Set exercise: Reproduce each record exactly.

Source data:
* * * * * * *

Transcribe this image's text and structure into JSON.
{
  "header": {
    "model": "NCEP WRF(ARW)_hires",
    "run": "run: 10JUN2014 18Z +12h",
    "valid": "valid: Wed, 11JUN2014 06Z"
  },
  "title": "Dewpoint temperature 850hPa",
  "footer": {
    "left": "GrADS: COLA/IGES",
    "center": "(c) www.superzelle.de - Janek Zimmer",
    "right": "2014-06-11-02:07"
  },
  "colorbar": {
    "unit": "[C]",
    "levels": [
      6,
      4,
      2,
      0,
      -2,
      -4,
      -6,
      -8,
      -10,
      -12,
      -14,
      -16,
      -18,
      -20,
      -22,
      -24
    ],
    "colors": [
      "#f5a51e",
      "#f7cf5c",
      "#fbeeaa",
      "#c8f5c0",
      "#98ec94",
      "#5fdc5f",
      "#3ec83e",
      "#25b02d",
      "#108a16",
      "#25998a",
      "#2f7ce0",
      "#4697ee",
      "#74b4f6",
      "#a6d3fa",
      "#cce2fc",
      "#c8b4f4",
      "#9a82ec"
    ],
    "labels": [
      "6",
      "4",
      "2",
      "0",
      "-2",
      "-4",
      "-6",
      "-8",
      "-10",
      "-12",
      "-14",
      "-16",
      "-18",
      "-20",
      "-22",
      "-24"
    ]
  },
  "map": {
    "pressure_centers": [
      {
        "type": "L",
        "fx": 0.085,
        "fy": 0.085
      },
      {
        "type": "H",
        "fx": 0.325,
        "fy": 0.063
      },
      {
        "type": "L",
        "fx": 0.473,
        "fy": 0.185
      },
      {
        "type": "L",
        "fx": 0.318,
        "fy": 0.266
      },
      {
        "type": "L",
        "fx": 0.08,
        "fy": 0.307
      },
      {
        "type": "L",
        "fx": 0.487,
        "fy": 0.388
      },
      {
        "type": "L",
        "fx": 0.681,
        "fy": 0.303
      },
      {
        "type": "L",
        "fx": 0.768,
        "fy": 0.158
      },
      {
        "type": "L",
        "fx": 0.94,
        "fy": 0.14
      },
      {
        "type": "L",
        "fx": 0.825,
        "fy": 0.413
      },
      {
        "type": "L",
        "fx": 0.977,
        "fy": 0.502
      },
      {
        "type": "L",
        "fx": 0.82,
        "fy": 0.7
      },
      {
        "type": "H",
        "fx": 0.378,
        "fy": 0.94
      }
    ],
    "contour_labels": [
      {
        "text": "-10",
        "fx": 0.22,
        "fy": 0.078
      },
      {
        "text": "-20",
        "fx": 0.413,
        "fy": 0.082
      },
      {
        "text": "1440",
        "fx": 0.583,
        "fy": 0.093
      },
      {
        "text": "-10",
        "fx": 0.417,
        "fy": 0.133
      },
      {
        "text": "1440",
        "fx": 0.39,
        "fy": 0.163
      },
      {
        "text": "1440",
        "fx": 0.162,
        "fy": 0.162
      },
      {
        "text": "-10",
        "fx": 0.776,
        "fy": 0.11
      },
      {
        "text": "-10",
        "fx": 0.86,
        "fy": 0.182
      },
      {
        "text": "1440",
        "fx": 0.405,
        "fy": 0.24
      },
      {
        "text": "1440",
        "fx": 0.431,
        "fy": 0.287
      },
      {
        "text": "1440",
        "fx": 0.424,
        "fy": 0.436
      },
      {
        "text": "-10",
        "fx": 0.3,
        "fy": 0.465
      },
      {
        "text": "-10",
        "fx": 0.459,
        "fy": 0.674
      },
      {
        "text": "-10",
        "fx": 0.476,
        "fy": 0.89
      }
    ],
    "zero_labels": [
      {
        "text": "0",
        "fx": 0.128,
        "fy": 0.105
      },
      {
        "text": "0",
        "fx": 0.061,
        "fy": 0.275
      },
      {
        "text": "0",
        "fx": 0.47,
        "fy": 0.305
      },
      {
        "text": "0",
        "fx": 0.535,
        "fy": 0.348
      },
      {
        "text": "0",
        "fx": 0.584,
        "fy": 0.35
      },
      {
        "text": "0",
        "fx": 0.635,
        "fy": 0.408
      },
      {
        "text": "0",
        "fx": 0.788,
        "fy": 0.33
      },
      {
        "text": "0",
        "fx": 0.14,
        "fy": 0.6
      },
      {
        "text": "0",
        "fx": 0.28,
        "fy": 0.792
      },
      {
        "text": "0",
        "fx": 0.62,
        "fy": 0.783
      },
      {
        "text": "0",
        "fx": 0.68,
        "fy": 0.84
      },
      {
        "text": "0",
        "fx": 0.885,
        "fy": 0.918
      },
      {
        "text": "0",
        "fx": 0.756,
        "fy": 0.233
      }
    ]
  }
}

* * * * * * *

Exercise output:
Transcribe this image's text and structure into JSON.
{
  "header": {
    "model": "NCEP WRF(ARW)_hires",
    "run": "run: 10JUN2014 18Z +12h",
    "valid": "valid: Wed, 11JUN2014 06Z"
  },
  "title": "Dewpoint temperature 850hPa",
  "footer": {
    "left": "GrADS: COLA/IGES",
    "center": "(c) www.superzelle.de - Janek Zimmer",
    "right": "2014-06-11-02:07"
  },
  "colorbar": {
    "unit": "[C]",
    "levels": [
      6,
      4,
      2,
      0,
      -2,
      -4,
      -6,
      -8,
      -10,
      -12,
      -14,
      -16,
      -18,
      -20,
      -22,
      -24
    ],
    "colors": [
      "#f5a51e",
      "#f7cf5c",
      "#fbeeaa",
      "#c8f5c0",
      "#98ec94",
      "#5fdc5f",
      "#3ec83e",
      "#25b02d",
      "#108a16",
      "#25998a",
      "#2f7ce0",
      "#4697ee",
      "#74b4f6",
      "#a6d3fa",
      "#cce2fc",
      "#c8b4f4",
      "#9a82ec"
    ],
    "labels": [
      "6",
      "4",
      "2",
      "0",
      "-2",
      "-4",
      "-6",
      "-8",
      "-10",
      "-12",
      "-14",
      "-16",
      "-18",
      "-20",
      "-22",
      "-24"
    ]
  },
  "map": {
    "pressure_centers": [
      {
        "type": "L",
        "fx": 0.085,
        "fy": 0.085
      },
      {
        "type": "H",
        "fx": 0.325,
        "fy": 0.063
      },
      {
        "type": "L",
        "fx": 0.473,
        "fy": 0.185
      },
      {
        "type": "L",
        "fx": 0.318,
        "fy": 0.266
      },
      {
        "type": "L",
        "fx": 0.08,
        "fy": 0.307
      },
      {
        "type": "L",
        "fx": 0.487,
        "fy": 0.388
      },
      {
        "type": "L",
        "fx": 0.681,
        "fy": 0.303
      },
      {
        "type": "L",
        "fx": 0.768,
        "fy": 0.158
      },
      {
        "type": "L",
        "fx": 0.94,
        "fy": 0.14
      },
      {
        "type": "L",
        "fx": 0.825,
        "fy": 0.413
      },
      {
        "type": "L",
        "fx": 0.977,
        "fy": 0.502
      },
      {
        "type": "L",
        "fx": 0.82,
        "fy": 0.7
      },
      {
        "type": "H",
        "fx": 0.378,
        "fy": 0.94
      }
    ],
    "contour_labels": [
      {
        "text": "-10",
        "fx": 0.22,
        "fy": 0.078
      },
      {
        "text": "-20",
        "fx": 0.413,
        "fy": 0.082
      },
      {
        "text": "1440",
        "fx": 0.583,
        "fy": 0.093
      },
      {
        "text": "-10",
        "fx": 0.417,
        "fy": 0.133
      },
      {
        "text": "1440",
        "fx": 0.39,
        "fy": 0.163
      },
      {
        "text": "1440",
        "fx": 0.162,
        "fy": 0.162
      },
      {
        "text": "-10",
        "fx": 0.776,
        "fy": 0.11
      },
      {
        "text": "-10",
        "fx": 0.86,
        "fy": 0.182
      },
      {
        "text": "1440",
        "fx": 0.405,
        "fy": 0.24
      },
      {
        "text": "1440",
        "fx": 0.431,
        "fy": 0.287
      },
      {
        "text": "1440",
        "fx": 0.424,
        "fy": 0.436
      },
      {
        "text": "-10",
        "fx": 0.3,
        "fy": 0.465
      },
      {
        "text": "-10",
        "fx": 0.459,
        "fy": 0.674
      },
      {
        "text": "-10",
        "fx": 0.476,
        "fy": 0.89
      }
    ],
    "zero_labels": [
      {
        "text": "0",
        "fx": 0.128,
        "fy": 0.105
      },
      {
        "text": "0",
        "fx": 0.061,
        "fy": 0.275
      },
      {
        "text": "0",
        "fx": 0.47,
        "fy": 0.305
      },
      {
        "text": "0",
        "fx": 0.535,
        "fy": 0.348
      },
      {
        "text": "0",
        "fx": 0.584,
        "fy": 0.35
      },
      {
        "text": "0",
        "fx": 0.635,
        "fy": 0.408
      },
      {
        "text": "0",
        "fx": 0.788,
        "fy": 0.33
      },
      {
        "text": "0",
        "fx": 0.14,
        "fy": 0.6
      },
      {
        "text": "0",
        "fx": 0.28,
        "fy": 0.792
      },
      {
        "text": "0",
        "fx": 0.62,
        "fy": 0.783
      },
      {
        "text": "0",
        "fx": 0.68,
        "fy": 0.84
      },
      {
        "text": "0",
        "fx": 0.885,
        "fy": 0.918
      },
      {
        "text": "0",
        "fx": 0.756,
        "fy": 0.233
      }
    ]
  }
}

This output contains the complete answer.